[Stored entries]
┄┄┄┄┄┄┄┄┄┄

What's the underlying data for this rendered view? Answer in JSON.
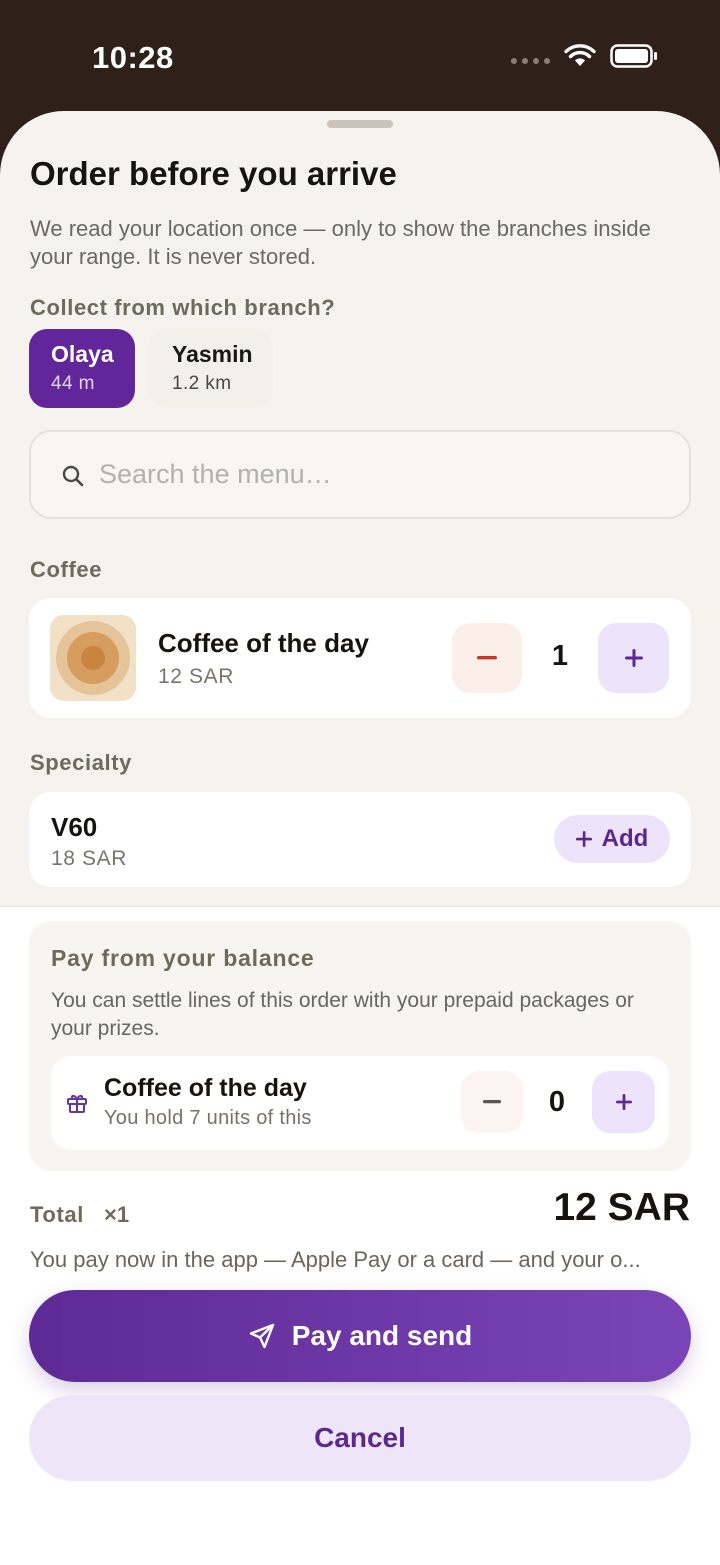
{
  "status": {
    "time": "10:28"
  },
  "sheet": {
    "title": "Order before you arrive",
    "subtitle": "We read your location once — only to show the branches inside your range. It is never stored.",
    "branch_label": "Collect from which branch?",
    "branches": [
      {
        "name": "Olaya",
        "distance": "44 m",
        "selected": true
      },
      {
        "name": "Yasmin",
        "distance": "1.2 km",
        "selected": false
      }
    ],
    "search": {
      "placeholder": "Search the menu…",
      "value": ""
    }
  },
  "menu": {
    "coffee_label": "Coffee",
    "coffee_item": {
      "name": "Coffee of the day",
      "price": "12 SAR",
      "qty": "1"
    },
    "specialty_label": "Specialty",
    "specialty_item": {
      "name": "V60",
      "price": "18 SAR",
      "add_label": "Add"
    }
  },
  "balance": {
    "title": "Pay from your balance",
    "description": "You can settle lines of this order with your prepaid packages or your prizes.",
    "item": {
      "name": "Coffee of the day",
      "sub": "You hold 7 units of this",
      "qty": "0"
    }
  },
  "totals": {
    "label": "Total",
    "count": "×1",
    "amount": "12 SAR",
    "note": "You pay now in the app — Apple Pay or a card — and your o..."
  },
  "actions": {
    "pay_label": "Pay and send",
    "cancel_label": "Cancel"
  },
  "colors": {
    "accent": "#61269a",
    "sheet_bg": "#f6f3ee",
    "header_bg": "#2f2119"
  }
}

┄┄┄┄┄┄┄┄┄┄

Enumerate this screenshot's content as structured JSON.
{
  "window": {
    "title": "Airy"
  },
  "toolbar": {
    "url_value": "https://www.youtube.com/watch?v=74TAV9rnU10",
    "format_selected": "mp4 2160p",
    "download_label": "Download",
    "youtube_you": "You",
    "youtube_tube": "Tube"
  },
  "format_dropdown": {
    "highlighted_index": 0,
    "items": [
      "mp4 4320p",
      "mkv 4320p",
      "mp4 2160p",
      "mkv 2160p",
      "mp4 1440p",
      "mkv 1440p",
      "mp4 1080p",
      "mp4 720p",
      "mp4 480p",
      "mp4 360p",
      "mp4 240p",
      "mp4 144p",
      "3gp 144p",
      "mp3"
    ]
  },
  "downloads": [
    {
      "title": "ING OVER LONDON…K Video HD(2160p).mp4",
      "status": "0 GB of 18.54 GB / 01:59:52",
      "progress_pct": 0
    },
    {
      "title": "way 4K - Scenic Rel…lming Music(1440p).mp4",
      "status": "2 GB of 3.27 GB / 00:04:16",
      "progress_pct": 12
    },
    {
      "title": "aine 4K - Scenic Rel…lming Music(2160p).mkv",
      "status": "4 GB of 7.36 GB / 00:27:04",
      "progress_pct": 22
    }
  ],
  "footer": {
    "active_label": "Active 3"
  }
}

┄┄┄┄┄┄┄┄┄┄

> **WRITTEN TASK**
Extract lines where the string "from" occurs.

> **EXERCISE OUTPUT**
    "branch_label": "Collect from which branch?",
    "title": "Pay from your balance",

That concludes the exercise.